Texte fourni ::
Richard et la posture commerciale

Il s’agit d’une séance de démonstration avec 6 participants, et 4 observateurs (dont nous). L’animateur est réputé. Un client s’est proposé. (Nom et situation sont transposés).
Durée : une heure

La Séance
Animateur : “Nous sommes là pour aider à résoudre et apprendre”
Etape 1
Client : C’est la confusion dans ma tête. Mon objectif, c’est de démystifier la posture commerciale. J’ai ouvert un cabinet, Il y a quatre ans, à Grenoble.
Je dispose d’un bon réseau, ce qui m’aide pour mon activité.
Mon problème c’est d’adopter une posture commerciale.
Mon réseau ne suffit plus. Je dois adopter ce savoir être.

Etape 2
Animateur : Et on pose des questions pour soi et pour lui, concernant la problématique, la personne et le contexte. Mais commençons par les faits.

Question d’un consultant : Quel est le résultat attendu ?
> Réponse du client : Avoir une posture alignée, parce que j’apporte de la valeur à mes clients
Q : Que vends-tu ?
> : De l’accompagnement managérial
Q : Quel type d’accompagnement ?
> : Global, avec du collaboratif, du coaching d’équipe, de la facilitation
Q : Tu as une équipe ?
> : Il y a trois personnes proches et je fais appel à des compétences du réseau
Q : Quel est ton enjeu ?
> : Développer. Le réseau ne suffit plus
Q : Tu prends des précautions ?
> : Oui j’anticipe
Q : Et pour trouver des clients ?
> : Ils sont contactés par le réseau
Animateur : Ton ambition ?
> : Pas spécialement grossir mais surtout développer ma réputation
Animateur : Ton chiffre d’affaires futur ?

Contenu présenté ::
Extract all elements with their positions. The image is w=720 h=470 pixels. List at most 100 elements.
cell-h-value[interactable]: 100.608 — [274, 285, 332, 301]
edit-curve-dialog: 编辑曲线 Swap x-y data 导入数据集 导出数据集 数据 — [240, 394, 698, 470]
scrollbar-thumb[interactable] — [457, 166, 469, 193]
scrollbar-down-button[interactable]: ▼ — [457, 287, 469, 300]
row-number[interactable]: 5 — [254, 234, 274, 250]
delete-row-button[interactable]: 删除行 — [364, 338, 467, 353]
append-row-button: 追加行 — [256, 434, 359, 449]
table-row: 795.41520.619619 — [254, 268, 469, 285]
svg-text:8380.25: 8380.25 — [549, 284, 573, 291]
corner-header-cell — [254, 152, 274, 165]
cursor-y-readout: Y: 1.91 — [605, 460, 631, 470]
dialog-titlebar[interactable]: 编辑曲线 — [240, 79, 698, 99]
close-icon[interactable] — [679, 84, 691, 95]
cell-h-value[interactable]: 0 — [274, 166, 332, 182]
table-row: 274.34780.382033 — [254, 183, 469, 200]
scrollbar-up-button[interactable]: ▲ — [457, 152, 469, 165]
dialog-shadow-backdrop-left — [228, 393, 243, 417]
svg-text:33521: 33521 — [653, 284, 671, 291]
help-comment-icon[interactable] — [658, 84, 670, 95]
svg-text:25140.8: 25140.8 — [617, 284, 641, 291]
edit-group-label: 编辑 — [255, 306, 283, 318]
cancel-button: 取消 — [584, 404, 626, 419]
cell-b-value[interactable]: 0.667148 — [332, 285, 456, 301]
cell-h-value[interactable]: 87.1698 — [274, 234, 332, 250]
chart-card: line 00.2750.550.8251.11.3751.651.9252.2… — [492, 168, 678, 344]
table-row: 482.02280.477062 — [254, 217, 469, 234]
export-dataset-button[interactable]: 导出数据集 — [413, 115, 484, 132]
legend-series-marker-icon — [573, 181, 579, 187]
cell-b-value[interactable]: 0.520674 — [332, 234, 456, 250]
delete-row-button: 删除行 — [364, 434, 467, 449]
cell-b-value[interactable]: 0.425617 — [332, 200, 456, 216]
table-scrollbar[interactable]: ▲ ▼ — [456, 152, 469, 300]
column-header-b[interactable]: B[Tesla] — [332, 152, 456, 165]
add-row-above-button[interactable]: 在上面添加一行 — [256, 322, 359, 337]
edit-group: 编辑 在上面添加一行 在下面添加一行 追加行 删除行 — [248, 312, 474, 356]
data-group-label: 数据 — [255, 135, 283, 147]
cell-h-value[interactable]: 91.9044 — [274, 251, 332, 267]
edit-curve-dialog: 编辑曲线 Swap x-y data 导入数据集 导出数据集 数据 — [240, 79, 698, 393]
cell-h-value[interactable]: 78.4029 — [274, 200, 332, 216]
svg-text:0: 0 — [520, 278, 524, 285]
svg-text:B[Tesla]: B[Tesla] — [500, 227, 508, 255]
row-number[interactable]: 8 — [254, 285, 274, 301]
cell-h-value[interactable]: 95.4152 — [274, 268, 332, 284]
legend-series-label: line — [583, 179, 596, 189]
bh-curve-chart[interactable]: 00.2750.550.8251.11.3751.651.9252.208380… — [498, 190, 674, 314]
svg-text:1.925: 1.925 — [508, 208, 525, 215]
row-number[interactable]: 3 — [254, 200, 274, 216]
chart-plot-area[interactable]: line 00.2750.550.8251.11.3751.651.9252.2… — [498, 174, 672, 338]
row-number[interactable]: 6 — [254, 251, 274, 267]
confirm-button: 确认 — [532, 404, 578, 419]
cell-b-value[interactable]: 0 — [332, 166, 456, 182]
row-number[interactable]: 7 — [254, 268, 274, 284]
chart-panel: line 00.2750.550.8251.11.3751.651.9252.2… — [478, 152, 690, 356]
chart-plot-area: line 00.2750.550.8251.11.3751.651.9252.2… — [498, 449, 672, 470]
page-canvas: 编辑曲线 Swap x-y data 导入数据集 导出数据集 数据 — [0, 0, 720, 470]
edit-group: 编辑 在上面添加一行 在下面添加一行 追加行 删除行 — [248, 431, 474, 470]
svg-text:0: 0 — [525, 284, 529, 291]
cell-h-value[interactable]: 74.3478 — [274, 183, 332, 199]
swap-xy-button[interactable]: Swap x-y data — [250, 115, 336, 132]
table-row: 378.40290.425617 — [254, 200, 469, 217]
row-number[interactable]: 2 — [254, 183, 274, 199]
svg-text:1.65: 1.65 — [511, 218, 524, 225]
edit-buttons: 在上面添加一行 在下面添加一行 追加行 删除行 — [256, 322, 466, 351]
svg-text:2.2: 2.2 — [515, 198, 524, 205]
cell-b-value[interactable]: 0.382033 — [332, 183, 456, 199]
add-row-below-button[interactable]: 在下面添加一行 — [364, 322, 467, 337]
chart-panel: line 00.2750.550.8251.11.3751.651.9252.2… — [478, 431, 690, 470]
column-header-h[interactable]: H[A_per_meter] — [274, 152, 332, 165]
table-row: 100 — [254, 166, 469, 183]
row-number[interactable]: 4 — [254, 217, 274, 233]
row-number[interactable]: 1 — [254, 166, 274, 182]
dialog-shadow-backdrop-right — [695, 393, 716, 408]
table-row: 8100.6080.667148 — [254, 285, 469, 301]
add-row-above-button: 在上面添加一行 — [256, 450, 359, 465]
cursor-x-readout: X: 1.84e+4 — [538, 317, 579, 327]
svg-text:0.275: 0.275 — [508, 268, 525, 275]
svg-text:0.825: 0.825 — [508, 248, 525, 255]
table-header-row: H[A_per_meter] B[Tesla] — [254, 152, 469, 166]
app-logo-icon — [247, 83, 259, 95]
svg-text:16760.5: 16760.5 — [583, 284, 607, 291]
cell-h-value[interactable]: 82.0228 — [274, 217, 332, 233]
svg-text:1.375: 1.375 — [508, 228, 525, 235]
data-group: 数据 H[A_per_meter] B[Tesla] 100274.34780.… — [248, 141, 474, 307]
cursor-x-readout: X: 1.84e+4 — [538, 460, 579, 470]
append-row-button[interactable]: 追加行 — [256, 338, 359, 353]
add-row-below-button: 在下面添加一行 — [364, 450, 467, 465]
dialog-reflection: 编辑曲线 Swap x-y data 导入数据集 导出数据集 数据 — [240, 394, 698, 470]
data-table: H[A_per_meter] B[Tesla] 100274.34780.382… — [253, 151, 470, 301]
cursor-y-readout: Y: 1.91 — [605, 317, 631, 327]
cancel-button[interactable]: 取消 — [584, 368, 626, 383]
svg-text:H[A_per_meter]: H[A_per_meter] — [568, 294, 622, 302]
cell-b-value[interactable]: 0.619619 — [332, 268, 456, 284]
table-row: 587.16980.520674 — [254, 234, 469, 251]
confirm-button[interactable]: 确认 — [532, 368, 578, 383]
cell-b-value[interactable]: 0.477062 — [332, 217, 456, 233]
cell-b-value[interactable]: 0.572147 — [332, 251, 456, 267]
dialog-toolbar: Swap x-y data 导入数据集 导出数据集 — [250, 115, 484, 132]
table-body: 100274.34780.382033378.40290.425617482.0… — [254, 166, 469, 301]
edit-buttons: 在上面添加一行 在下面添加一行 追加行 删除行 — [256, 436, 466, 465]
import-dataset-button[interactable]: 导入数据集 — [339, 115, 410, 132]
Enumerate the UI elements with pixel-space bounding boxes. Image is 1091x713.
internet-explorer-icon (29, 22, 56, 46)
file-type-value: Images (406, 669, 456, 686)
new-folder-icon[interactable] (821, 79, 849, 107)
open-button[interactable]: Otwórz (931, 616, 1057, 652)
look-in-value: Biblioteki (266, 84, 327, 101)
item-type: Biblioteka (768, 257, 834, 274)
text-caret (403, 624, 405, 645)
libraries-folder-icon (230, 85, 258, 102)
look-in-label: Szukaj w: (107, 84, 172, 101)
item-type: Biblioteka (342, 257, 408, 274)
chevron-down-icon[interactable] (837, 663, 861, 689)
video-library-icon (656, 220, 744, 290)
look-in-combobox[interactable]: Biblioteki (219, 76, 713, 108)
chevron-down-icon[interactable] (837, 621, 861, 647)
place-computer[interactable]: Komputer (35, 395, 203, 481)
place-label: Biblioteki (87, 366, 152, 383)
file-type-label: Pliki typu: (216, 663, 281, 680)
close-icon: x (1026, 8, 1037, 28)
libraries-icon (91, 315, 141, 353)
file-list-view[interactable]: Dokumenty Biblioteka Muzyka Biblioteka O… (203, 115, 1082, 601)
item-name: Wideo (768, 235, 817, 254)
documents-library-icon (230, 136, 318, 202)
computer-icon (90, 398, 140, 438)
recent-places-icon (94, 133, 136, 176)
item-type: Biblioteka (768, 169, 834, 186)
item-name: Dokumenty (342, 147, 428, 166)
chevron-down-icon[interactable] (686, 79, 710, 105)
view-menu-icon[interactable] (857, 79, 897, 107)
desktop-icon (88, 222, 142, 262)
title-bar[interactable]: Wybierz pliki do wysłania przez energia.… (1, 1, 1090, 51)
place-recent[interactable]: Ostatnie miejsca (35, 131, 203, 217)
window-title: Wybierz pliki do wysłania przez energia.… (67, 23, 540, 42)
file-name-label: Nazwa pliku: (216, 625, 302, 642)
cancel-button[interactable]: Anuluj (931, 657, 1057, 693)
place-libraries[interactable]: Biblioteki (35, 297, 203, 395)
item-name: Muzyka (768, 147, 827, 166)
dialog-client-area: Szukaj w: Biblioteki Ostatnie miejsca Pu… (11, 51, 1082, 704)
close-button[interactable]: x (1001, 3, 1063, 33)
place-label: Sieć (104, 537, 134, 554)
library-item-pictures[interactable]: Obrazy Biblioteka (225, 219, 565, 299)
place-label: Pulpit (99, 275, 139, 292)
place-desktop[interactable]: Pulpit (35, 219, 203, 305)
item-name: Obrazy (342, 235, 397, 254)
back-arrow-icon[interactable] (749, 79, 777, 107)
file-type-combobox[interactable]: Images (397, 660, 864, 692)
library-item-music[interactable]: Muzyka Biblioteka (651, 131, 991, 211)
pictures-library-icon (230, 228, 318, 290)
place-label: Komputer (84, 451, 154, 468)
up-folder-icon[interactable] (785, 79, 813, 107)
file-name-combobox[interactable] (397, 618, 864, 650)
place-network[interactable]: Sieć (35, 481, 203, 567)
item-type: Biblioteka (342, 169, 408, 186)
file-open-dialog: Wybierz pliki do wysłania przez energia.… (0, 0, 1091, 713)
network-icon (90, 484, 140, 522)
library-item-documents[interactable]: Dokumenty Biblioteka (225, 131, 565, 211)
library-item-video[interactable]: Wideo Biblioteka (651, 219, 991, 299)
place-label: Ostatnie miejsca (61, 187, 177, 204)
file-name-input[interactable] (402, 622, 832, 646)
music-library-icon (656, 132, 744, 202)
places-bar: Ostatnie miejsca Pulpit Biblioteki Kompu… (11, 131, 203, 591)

Énoncé 1 :: D'après le compte rendu sur la posture commerciale, dans quelle ville le client a-t-il ouvert son cabinet ?
Énoncé 2 :: Prolongez le compte rendu de séance sur la posture commerciale à partir de la dernière réplique de l'animateur.
Les enregistrements ne sont pas utiles ici.

Réponse 1 :: À Grenoble.

Réponse 2 ::
> : Multiplié par trois
Animateur : Des freins ?
> : Quand j’étais responsable formation, j’ai été très sollicité par les cabinets. Je me disais “Encore un commercial qui vient…”
Animateur : Qui vient te déranger ?
> : Non. J’ai travaillé là-dessus
Animateur : Comment tu perçois cette nouvelle demande de repositionnement ?
> : C’est un devoir, je dois préparer
Q : Il te faut faire du démarchage ?
> : Je n’avais pas le temps, mais s’il y a un problème d’argent, de business, alors ce sera un souci, bien que je sois facile de contact.
Animateur : Peux-tu me citer une expérience réussie de changement de savoir-être ?
> : (Il cherche)… Passer de professionnel salarié à consultant
Animateur : Que s’est-il passé pour réussir ?
> … Ce n’était pas de la vente Fin des questions après 15 minutes

ETAPE 3
Animateur : On va procéder en deux temps. Chacun formule par écrit la réflexion qui vient sur la demande du client …. puis on partage quelques idées….
Consultant X : Je pense que ta demande c’est : “Comment vendre sans être inconfortable”
Consultant Y : Pour moi c’est “Etre en mesure de présenter mon offre”
Animateur : Alors, quelle est ta demande ?
> : Avoir une posture commerciale.
Animateur : Oui, qui marche. (Il écrit la demande au tableau de papier)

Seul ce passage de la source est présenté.